> [Problem statement]
Would you quote the material below in full and unchanged?
### Dataset content
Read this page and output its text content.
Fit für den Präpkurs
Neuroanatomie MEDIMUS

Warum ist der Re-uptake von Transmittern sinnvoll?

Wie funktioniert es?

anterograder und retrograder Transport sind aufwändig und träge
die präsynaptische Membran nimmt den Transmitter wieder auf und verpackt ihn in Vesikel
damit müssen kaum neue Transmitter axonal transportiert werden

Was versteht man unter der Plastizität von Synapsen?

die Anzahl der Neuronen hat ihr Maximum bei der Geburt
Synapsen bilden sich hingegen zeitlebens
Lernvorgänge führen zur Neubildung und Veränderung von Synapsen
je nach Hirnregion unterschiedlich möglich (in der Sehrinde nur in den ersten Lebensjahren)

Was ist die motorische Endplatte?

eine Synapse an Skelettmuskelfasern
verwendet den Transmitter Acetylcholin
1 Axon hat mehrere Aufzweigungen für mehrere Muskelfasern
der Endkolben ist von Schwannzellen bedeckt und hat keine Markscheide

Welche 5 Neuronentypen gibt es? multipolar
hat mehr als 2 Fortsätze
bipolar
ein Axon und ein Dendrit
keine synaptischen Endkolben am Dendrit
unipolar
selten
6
######
> [Solution to the problem]
Read this page and output its text content.
Fit für den Präpkurs
Neuroanatomie MEDIMUS

Warum ist der Re-uptake von Transmittern sinnvoll?

Wie funktioniert es?

anterograder und retrograder Transport sind aufwändig und träge
die präsynaptische Membran nimmt den Transmitter wieder auf und verpackt ihn in Vesikel
damit müssen kaum neue Transmitter axonal transportiert werden

Was versteht man unter der Plastizität von Synapsen?

die Anzahl der Neuronen hat ihr Maximum bei der Geburt
Synapsen bilden sich hingegen zeitlebens
Lernvorgänge führen zur Neubildung und Veränderung von Synapsen
je nach Hirnregion unterschiedlich möglich (in der Sehrinde nur in den ersten Lebensjahren)

Was ist die motorische Endplatte?

eine Synapse an Skelettmuskelfasern
verwendet den Transmitter Acetylcholin
1 Axon hat mehrere Aufzweigungen für mehrere Muskelfasern
der Endkolben ist von Schwannzellen bedeckt und hat keine Markscheide

Welche 5 Neuronentypen gibt es? multipolar
hat mehr als 2 Fortsätze
bipolar
ein Axon und ein Dendrit
keine synaptischen Endkolben am Dendrit
unipolar
selten
6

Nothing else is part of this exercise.